## Objective
Copy, from the entries below, each line where the word "name" can be found.

Some records
--------------------------------
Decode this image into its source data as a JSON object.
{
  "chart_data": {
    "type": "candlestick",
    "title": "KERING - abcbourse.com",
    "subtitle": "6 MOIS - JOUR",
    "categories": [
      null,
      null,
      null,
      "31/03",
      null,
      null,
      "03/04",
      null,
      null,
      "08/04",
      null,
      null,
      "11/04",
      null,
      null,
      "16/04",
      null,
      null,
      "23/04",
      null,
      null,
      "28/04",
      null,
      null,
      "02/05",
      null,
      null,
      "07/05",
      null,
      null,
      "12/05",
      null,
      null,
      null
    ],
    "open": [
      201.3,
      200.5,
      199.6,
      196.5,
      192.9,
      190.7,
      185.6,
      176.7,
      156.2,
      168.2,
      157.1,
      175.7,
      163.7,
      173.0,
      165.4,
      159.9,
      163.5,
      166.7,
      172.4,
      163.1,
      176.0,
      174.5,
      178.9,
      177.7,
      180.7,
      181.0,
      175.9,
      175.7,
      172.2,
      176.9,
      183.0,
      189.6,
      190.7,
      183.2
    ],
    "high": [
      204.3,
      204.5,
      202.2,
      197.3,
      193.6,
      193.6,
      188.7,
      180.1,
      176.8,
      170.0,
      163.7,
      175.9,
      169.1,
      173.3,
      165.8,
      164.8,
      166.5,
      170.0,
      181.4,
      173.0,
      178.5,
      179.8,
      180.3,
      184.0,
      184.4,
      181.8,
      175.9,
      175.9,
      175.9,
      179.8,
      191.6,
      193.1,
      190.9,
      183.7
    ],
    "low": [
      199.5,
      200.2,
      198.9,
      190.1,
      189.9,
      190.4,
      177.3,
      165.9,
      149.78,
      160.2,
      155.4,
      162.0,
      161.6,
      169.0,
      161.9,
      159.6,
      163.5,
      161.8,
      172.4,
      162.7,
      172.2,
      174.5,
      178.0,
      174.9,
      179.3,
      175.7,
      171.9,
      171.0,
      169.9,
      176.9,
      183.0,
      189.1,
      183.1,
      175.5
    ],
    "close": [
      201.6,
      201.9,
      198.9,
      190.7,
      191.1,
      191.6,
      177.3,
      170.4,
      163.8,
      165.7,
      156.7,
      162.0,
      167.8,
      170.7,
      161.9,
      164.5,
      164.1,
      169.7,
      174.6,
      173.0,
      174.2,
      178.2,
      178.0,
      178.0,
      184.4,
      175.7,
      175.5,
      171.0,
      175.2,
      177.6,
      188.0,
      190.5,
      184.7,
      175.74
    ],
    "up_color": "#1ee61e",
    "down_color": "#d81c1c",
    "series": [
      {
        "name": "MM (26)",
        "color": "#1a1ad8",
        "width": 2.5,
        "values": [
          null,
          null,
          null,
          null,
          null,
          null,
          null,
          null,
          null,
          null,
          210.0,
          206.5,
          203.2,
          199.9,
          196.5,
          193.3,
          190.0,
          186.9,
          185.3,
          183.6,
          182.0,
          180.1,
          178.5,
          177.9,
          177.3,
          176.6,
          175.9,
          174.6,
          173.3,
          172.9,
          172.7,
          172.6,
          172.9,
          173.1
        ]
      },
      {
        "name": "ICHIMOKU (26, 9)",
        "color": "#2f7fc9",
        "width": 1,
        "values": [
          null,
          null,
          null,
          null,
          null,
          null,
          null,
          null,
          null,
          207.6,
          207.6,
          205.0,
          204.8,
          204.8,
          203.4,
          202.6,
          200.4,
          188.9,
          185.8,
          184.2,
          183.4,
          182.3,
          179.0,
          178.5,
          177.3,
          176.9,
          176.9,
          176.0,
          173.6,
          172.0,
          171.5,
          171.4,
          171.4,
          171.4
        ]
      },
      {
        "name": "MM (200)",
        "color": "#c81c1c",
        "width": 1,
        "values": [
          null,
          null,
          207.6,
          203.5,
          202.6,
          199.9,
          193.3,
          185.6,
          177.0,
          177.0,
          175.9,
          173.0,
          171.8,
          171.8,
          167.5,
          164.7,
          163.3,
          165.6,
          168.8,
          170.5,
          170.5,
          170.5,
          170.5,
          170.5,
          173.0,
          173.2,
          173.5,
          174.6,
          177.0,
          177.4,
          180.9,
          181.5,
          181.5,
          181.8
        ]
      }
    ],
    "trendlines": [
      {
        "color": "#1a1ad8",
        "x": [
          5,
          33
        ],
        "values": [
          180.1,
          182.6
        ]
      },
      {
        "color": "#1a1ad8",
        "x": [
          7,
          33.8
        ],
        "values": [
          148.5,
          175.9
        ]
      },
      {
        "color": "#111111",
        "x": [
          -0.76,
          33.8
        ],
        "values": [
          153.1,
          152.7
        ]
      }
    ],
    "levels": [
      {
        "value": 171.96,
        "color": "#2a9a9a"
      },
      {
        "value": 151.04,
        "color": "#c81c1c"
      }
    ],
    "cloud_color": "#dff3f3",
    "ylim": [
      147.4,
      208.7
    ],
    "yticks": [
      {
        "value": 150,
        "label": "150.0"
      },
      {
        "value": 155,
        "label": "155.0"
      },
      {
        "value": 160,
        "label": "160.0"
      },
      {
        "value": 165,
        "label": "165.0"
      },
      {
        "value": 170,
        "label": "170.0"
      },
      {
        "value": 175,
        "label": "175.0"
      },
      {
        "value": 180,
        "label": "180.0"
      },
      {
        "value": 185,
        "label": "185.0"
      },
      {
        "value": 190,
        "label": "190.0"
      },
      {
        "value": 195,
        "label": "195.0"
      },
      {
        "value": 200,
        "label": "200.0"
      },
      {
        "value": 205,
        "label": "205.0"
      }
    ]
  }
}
--------------------------------
## Solution to the problem
        "name": "MM (26)",
        "name": "ICHIMOKU (26, 9)",
        "name": "MM (200)",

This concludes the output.